TO BE DONE
Emit the data below verbatim, stripping out any pictures.

GIVEN RECORDS
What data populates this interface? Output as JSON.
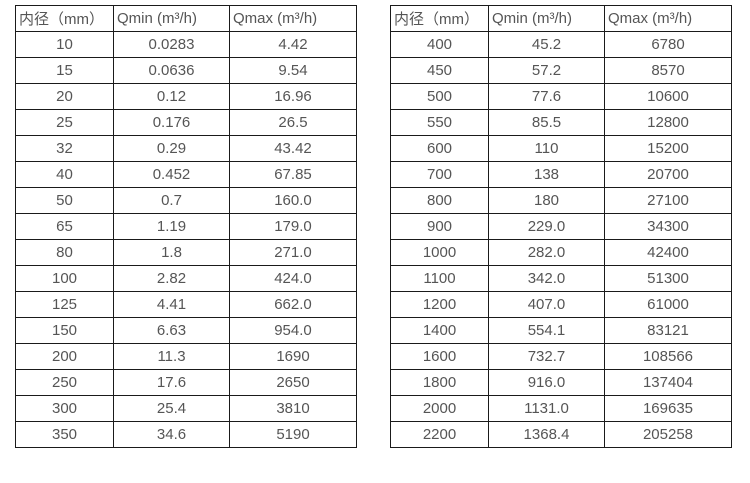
{
  "colors": {
    "border": "#1a1a1a",
    "text": "#555555",
    "background": "#ffffff"
  },
  "tables": [
    {
      "name": "flow-rate-table-small-diameters",
      "columns": [
        "内径（mm）",
        "Qmin (m³/h)",
        "Qmax (m³/h)"
      ],
      "rows": [
        [
          "10",
          "0.0283",
          "4.42"
        ],
        [
          "15",
          "0.0636",
          "9.54"
        ],
        [
          "20",
          "0.12",
          "16.96"
        ],
        [
          "25",
          "0.176",
          "26.5"
        ],
        [
          "32",
          "0.29",
          "43.42"
        ],
        [
          "40",
          "0.452",
          "67.85"
        ],
        [
          "50",
          "0.7",
          "160.0"
        ],
        [
          "65",
          "1.19",
          "179.0"
        ],
        [
          "80",
          "1.8",
          "271.0"
        ],
        [
          "100",
          "2.82",
          "424.0"
        ],
        [
          "125",
          "4.41",
          "662.0"
        ],
        [
          "150",
          "6.63",
          "954.0"
        ],
        [
          "200",
          "11.3",
          "1690"
        ],
        [
          "250",
          "17.6",
          "2650"
        ],
        [
          "300",
          "25.4",
          "3810"
        ],
        [
          "350",
          "34.6",
          "5190"
        ]
      ]
    },
    {
      "name": "flow-rate-table-large-diameters",
      "columns": [
        "内径（mm）",
        "Qmin (m³/h)",
        "Qmax (m³/h)"
      ],
      "rows": [
        [
          "400",
          "45.2",
          "6780"
        ],
        [
          "450",
          "57.2",
          "8570"
        ],
        [
          "500",
          "77.6",
          "10600"
        ],
        [
          "550",
          "85.5",
          "12800"
        ],
        [
          "600",
          "110",
          "15200"
        ],
        [
          "700",
          "138",
          "20700"
        ],
        [
          "800",
          "180",
          "27100"
        ],
        [
          "900",
          "229.0",
          "34300"
        ],
        [
          "1000",
          "282.0",
          "42400"
        ],
        [
          "1100",
          "342.0",
          "51300"
        ],
        [
          "1200",
          "407.0",
          "61000"
        ],
        [
          "1400",
          "554.1",
          "83121"
        ],
        [
          "1600",
          "732.7",
          "108566"
        ],
        [
          "1800",
          "916.0",
          "137404"
        ],
        [
          "2000",
          "1131.0",
          "169635"
        ],
        [
          "2200",
          "1368.4",
          "205258"
        ]
      ]
    }
  ]
}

WRITTEN RESPONSE
What data populates this interface? Output as JSON.
{
  "colors": {
    "border": "#1a1a1a",
    "text": "#555555",
    "background": "#ffffff"
  },
  "tables": [
    {
      "name": "flow-rate-table-small-diameters",
      "columns": [
        "内径（mm）",
        "Qmin (m³/h)",
        "Qmax (m³/h)"
      ],
      "rows": [
        [
          "10",
          "0.0283",
          "4.42"
        ],
        [
          "15",
          "0.0636",
          "9.54"
        ],
        [
          "20",
          "0.12",
          "16.96"
        ],
        [
          "25",
          "0.176",
          "26.5"
        ],
        [
          "32",
          "0.29",
          "43.42"
        ],
        [
          "40",
          "0.452",
          "67.85"
        ],
        [
          "50",
          "0.7",
          "160.0"
        ],
        [
          "65",
          "1.19",
          "179.0"
        ],
        [
          "80",
          "1.8",
          "271.0"
        ],
        [
          "100",
          "2.82",
          "424.0"
        ],
        [
          "125",
          "4.41",
          "662.0"
        ],
        [
          "150",
          "6.63",
          "954.0"
        ],
        [
          "200",
          "11.3",
          "1690"
        ],
        [
          "250",
          "17.6",
          "2650"
        ],
        [
          "300",
          "25.4",
          "3810"
        ],
        [
          "350",
          "34.6",
          "5190"
        ]
      ]
    },
    {
      "name": "flow-rate-table-large-diameters",
      "columns": [
        "内径（mm）",
        "Qmin (m³/h)",
        "Qmax (m³/h)"
      ],
      "rows": [
        [
          "400",
          "45.2",
          "6780"
        ],
        [
          "450",
          "57.2",
          "8570"
        ],
        [
          "500",
          "77.6",
          "10600"
        ],
        [
          "550",
          "85.5",
          "12800"
        ],
        [
          "600",
          "110",
          "15200"
        ],
        [
          "700",
          "138",
          "20700"
        ],
        [
          "800",
          "180",
          "27100"
        ],
        [
          "900",
          "229.0",
          "34300"
        ],
        [
          "1000",
          "282.0",
          "42400"
        ],
        [
          "1100",
          "342.0",
          "51300"
        ],
        [
          "1200",
          "407.0",
          "61000"
        ],
        [
          "1400",
          "554.1",
          "83121"
        ],
        [
          "1600",
          "732.7",
          "108566"
        ],
        [
          "1800",
          "916.0",
          "137404"
        ],
        [
          "2000",
          "1131.0",
          "169635"
        ],
        [
          "2200",
          "1368.4",
          "205258"
        ]
      ]
    }
  ]
}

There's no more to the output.